Reproduce the full listing that appears beneath this instruction exactly.

_ _ _

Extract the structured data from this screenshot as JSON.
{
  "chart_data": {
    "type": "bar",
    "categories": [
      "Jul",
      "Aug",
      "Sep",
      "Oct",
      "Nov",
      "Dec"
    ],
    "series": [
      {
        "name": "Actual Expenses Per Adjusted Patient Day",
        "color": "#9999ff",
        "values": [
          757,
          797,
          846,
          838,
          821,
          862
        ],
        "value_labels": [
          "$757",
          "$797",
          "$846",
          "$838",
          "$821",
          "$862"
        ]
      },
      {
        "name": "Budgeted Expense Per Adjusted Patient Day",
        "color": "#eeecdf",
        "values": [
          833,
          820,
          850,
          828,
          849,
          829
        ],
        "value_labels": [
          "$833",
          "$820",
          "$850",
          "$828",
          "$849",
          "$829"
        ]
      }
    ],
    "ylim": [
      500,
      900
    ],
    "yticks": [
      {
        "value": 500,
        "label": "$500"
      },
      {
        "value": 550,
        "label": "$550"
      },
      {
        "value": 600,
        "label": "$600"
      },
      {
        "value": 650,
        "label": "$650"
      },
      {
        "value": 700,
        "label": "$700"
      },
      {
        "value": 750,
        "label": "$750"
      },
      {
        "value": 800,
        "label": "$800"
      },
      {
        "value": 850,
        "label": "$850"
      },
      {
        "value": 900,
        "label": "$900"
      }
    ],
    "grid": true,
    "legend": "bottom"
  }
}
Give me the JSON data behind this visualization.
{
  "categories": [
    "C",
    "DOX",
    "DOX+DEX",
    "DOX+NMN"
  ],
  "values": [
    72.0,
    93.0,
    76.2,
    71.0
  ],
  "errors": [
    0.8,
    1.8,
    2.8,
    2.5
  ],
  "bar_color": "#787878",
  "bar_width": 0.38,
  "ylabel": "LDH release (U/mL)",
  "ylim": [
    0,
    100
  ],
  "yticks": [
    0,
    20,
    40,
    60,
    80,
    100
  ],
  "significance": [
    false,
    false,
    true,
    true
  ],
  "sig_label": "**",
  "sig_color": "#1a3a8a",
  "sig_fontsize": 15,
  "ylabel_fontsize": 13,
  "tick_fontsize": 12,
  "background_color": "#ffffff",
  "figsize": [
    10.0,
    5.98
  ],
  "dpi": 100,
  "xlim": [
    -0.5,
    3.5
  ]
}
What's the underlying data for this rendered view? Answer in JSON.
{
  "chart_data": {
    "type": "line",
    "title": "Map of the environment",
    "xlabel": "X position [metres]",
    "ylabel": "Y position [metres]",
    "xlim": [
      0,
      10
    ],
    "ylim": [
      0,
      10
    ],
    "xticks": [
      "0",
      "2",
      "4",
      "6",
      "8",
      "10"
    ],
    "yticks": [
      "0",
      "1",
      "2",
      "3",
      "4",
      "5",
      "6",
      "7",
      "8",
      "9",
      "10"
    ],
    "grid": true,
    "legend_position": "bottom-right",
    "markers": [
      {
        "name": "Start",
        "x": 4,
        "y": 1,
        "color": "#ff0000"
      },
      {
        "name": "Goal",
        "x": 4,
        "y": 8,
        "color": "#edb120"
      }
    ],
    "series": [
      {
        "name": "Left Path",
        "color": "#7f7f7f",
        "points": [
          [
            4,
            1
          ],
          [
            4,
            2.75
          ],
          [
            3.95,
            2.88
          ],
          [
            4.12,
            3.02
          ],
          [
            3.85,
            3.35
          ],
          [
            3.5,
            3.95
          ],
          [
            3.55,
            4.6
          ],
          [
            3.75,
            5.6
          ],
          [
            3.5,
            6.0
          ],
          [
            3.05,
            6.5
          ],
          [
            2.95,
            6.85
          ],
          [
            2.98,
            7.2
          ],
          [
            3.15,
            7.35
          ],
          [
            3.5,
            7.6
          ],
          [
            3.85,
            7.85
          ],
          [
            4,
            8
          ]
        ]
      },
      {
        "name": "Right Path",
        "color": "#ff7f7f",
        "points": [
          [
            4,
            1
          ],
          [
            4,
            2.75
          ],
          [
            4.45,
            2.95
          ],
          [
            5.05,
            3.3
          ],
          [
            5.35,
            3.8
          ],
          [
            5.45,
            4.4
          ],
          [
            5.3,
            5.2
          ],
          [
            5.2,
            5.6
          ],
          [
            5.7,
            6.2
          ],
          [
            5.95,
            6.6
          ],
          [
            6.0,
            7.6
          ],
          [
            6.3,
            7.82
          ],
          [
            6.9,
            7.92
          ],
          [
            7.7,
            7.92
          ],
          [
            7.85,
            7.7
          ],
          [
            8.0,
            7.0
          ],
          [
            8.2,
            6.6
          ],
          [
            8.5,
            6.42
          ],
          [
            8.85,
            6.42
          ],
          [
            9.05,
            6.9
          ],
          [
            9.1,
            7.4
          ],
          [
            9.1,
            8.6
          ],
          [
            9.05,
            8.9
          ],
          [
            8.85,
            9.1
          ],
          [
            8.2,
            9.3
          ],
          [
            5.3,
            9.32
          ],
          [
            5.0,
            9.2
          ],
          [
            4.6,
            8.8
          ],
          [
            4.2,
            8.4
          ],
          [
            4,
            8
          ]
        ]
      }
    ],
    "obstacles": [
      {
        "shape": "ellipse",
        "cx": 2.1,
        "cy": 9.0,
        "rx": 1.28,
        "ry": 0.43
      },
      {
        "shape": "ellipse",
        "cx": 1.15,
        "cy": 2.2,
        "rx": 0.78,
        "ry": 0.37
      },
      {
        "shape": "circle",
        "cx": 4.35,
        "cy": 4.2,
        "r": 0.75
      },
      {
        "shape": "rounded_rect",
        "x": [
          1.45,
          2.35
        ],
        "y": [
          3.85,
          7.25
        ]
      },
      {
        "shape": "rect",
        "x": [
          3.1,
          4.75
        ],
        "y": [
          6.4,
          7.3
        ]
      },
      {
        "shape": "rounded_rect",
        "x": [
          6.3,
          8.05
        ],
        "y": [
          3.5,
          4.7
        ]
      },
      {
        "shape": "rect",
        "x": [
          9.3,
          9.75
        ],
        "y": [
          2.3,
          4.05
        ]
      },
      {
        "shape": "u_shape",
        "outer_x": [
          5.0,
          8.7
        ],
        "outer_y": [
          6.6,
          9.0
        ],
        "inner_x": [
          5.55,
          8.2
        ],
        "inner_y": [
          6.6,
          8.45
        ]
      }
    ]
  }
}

_ _ _

» **WRITTEN SOLUTION**
Extract the structured data from this screenshot as JSON.
{
  "chart_data": {
    "type": "bar",
    "categories": [
      "Jul",
      "Aug",
      "Sep",
      "Oct",
      "Nov",
      "Dec"
    ],
    "series": [
      {
        "name": "Actual Expenses Per Adjusted Patient Day",
        "color": "#9999ff",
        "values": [
          757,
          797,
          846,
          838,
          821,
          862
        ],
        "value_labels": [
          "$757",
          "$797",
          "$846",
          "$838",
          "$821",
          "$862"
        ]
      },
      {
        "name": "Budgeted Expense Per Adjusted Patient Day",
        "color": "#eeecdf",
        "values": [
          833,
          820,
          850,
          828,
          849,
          829
        ],
        "value_labels": [
          "$833",
          "$820",
          "$850",
          "$828",
          "$849",
          "$829"
        ]
      }
    ],
    "ylim": [
      500,
      900
    ],
    "yticks": [
      {
        "value": 500,
        "label": "$500"
      },
      {
        "value": 550,
        "label": "$550"
      },
      {
        "value": 600,
        "label": "$600"
      },
      {
        "value": 650,
        "label": "$650"
      },
      {
        "value": 700,
        "label": "$700"
      },
      {
        "value": 750,
        "label": "$750"
      },
      {
        "value": 800,
        "label": "$800"
      },
      {
        "value": 850,
        "label": "$850"
      },
      {
        "value": 900,
        "label": "$900"
      }
    ],
    "grid": true,
    "legend": "bottom"
  }
}
Give me the JSON data behind this visualization.
{
  "categories": [
    "C",
    "DOX",
    "DOX+DEX",
    "DOX+NMN"
  ],
  "values": [
    72.0,
    93.0,
    76.2,
    71.0
  ],
  "errors": [
    0.8,
    1.8,
    2.8,
    2.5
  ],
  "bar_color": "#787878",
  "bar_width": 0.38,
  "ylabel": "LDH release (U/mL)",
  "ylim": [
    0,
    100
  ],
  "yticks": [
    0,
    20,
    40,
    60,
    80,
    100
  ],
  "significance": [
    false,
    false,
    true,
    true
  ],
  "sig_label": "**",
  "sig_color": "#1a3a8a",
  "sig_fontsize": 15,
  "ylabel_fontsize": 13,
  "tick_fontsize": 12,
  "background_color": "#ffffff",
  "figsize": [
    10.0,
    5.98
  ],
  "dpi": 100,
  "xlim": [
    -0.5,
    3.5
  ]
}
What's the underlying data for this rendered view? Answer in JSON.
{
  "chart_data": {
    "type": "line",
    "title": "Map of the environment",
    "xlabel": "X position [metres]",
    "ylabel": "Y position [metres]",
    "xlim": [
      0,
      10
    ],
    "ylim": [
      0,
      10
    ],
    "xticks": [
      "0",
      "2",
      "4",
      "6",
      "8",
      "10"
    ],
    "yticks": [
      "0",
      "1",
      "2",
      "3",
      "4",
      "5",
      "6",
      "7",
      "8",
      "9",
      "10"
    ],
    "grid": true,
    "legend_position": "bottom-right",
    "markers": [
      {
        "name": "Start",
        "x": 4,
        "y": 1,
        "color": "#ff0000"
      },
      {
        "name": "Goal",
        "x": 4,
        "y": 8,
        "color": "#edb120"
      }
    ],
    "series": [
      {
        "name": "Left Path",
        "color": "#7f7f7f",
        "points": [
          [
            4,
            1
          ],
          [
            4,
            2.75
          ],
          [
            3.95,
            2.88
          ],
          [
            4.12,
            3.02
          ],
          [
            3.85,
            3.35
          ],
          [
            3.5,
            3.95
          ],
          [
            3.55,
            4.6
          ],
          [
            3.75,
            5.6
          ],
          [
            3.5,
            6.0
          ],
          [
            3.05,
            6.5
          ],
          [
            2.95,
            6.85
          ],
          [
            2.98,
            7.2
          ],
          [
            3.15,
            7.35
          ],
          [
            3.5,
            7.6
          ],
          [
            3.85,
            7.85
          ],
          [
            4,
            8
          ]
        ]
      },
      {
        "name": "Right Path",
        "color": "#ff7f7f",
        "points": [
          [
            4,
            1
          ],
          [
            4,
            2.75
          ],
          [
            4.45,
            2.95
          ],
          [
            5.05,
            3.3
          ],
          [
            5.35,
            3.8
          ],
          [
            5.45,
            4.4
          ],
          [
            5.3,
            5.2
          ],
          [
            5.2,
            5.6
          ],
          [
            5.7,
            6.2
          ],
          [
            5.95,
            6.6
          ],
          [
            6.0,
            7.6
          ],
          [
            6.3,
            7.82
          ],
          [
            6.9,
            7.92
          ],
          [
            7.7,
            7.92
          ],
          [
            7.85,
            7.7
          ],
          [
            8.0,
            7.0
          ],
          [
            8.2,
            6.6
          ],
          [
            8.5,
            6.42
          ],
          [
            8.85,
            6.42
          ],
          [
            9.05,
            6.9
          ],
          [
            9.1,
            7.4
          ],
          [
            9.1,
            8.6
          ],
          [
            9.05,
            8.9
          ],
          [
            8.85,
            9.1
          ],
          [
            8.2,
            9.3
          ],
          [
            5.3,
            9.32
          ],
          [
            5.0,
            9.2
          ],
          [
            4.6,
            8.8
          ],
          [
            4.2,
            8.4
          ],
          [
            4,
            8
          ]
        ]
      }
    ],
    "obstacles": [
      {
        "shape": "ellipse",
        "cx": 2.1,
        "cy": 9.0,
        "rx": 1.28,
        "ry": 0.43
      },
      {
        "shape": "ellipse",
        "cx": 1.15,
        "cy": 2.2,
        "rx": 0.78,
        "ry": 0.37
      },
      {
        "shape": "circle",
        "cx": 4.35,
        "cy": 4.2,
        "r": 0.75
      },
      {
        "shape": "rounded_rect",
        "x": [
          1.45,
          2.35
        ],
        "y": [
          3.85,
          7.25
        ]
      },
      {
        "shape": "rect",
        "x": [
          3.1,
          4.75
        ],
        "y": [
          6.4,
          7.3
        ]
      },
      {
        "shape": "rounded_rect",
        "x": [
          6.3,
          8.05
        ],
        "y": [
          3.5,
          4.7
        ]
      },
      {
        "shape": "rect",
        "x": [
          9.3,
          9.75
        ],
        "y": [
          2.3,
          4.05
        ]
      },
      {
        "shape": "u_shape",
        "outer_x": [
          5.0,
          8.7
        ],
        "outer_y": [
          6.6,
          9.0
        ],
        "inner_x": [
          5.55,
          8.2
        ],
        "inner_y": [
          6.6,
          8.45
        ]
      }
    ]
  }
}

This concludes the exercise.